**TASK INSTRUCTIONS:** In the following material, identify every line holding the string "n買取債権" and return it.

Stored data entries
======

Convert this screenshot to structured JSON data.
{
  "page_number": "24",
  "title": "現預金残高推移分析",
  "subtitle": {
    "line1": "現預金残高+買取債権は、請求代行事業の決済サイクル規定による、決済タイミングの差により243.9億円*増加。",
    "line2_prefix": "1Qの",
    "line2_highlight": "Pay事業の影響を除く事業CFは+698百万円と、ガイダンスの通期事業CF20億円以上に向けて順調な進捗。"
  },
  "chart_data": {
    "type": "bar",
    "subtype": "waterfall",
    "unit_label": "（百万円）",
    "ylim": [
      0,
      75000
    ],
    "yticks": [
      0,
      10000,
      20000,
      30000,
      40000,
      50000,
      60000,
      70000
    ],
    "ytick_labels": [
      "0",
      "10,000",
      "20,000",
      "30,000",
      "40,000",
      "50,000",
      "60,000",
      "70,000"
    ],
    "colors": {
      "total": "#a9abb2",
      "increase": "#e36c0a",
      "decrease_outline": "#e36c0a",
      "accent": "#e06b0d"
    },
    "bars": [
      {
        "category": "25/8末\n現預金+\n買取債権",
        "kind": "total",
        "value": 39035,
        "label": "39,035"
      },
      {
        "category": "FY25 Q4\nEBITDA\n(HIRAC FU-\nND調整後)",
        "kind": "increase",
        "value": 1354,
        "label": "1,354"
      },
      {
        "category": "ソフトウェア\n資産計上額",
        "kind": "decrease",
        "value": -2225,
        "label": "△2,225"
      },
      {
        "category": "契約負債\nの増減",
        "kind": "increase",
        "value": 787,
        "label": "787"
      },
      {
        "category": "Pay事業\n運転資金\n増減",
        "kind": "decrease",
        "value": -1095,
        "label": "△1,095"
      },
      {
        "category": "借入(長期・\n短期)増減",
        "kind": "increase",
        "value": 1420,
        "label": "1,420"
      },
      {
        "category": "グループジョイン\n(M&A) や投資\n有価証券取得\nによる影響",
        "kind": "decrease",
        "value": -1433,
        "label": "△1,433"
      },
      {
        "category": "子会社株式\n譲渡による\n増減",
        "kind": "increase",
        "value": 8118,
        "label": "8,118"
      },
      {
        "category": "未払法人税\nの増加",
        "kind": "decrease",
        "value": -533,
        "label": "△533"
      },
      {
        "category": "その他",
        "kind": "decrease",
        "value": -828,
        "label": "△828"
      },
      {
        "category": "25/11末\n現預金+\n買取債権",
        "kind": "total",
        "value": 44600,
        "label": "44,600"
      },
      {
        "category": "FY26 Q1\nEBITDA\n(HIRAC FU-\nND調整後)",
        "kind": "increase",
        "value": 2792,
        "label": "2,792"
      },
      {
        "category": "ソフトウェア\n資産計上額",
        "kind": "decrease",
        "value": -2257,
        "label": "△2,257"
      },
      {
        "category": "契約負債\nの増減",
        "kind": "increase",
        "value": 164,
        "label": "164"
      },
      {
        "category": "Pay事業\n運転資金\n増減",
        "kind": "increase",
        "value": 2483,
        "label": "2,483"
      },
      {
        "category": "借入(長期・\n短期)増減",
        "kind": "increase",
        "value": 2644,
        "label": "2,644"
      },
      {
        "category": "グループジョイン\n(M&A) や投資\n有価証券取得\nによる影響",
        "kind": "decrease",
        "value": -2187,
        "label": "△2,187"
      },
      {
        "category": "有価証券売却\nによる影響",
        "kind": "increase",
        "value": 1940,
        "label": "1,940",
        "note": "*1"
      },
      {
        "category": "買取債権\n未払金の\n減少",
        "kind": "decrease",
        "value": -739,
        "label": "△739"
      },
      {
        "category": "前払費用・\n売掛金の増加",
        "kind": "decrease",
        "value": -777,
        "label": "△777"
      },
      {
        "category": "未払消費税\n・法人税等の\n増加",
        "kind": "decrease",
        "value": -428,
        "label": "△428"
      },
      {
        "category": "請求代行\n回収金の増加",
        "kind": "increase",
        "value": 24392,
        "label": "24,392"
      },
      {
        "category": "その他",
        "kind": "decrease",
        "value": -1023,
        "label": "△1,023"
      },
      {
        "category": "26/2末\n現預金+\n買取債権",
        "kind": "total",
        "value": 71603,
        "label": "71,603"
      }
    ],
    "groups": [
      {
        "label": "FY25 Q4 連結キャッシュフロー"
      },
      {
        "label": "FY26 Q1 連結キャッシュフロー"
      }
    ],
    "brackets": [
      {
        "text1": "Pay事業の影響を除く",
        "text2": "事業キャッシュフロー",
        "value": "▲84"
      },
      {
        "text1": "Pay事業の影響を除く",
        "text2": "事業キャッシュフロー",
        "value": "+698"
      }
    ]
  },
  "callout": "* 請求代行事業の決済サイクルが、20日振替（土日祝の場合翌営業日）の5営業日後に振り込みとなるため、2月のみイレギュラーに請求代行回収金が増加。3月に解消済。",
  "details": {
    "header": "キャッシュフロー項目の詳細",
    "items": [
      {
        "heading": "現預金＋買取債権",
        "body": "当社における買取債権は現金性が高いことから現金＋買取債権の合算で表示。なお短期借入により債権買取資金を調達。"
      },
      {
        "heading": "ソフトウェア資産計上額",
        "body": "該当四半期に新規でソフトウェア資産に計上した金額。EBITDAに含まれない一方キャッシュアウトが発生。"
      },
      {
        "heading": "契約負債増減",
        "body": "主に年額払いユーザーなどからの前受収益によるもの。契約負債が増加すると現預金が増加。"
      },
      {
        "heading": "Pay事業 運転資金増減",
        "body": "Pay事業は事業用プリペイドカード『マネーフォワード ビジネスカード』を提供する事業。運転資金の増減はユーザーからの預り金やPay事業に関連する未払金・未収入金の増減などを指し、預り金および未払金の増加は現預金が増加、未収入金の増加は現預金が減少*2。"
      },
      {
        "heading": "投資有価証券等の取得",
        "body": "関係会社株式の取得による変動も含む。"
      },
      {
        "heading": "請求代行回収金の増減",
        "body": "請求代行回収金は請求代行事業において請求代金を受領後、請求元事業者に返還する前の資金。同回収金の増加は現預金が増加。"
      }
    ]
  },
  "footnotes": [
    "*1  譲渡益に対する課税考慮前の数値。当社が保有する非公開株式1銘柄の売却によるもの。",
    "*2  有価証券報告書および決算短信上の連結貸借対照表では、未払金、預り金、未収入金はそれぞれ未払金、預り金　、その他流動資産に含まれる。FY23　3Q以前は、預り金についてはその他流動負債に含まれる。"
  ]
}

======

**RESPONSE BELOW:**
        "category": "25/8末\n現預金+\n買取債権",
        "category": "25/11末\n現預金+\n買取債権",
        "category": "26/2末\n現預金+\n買取債権",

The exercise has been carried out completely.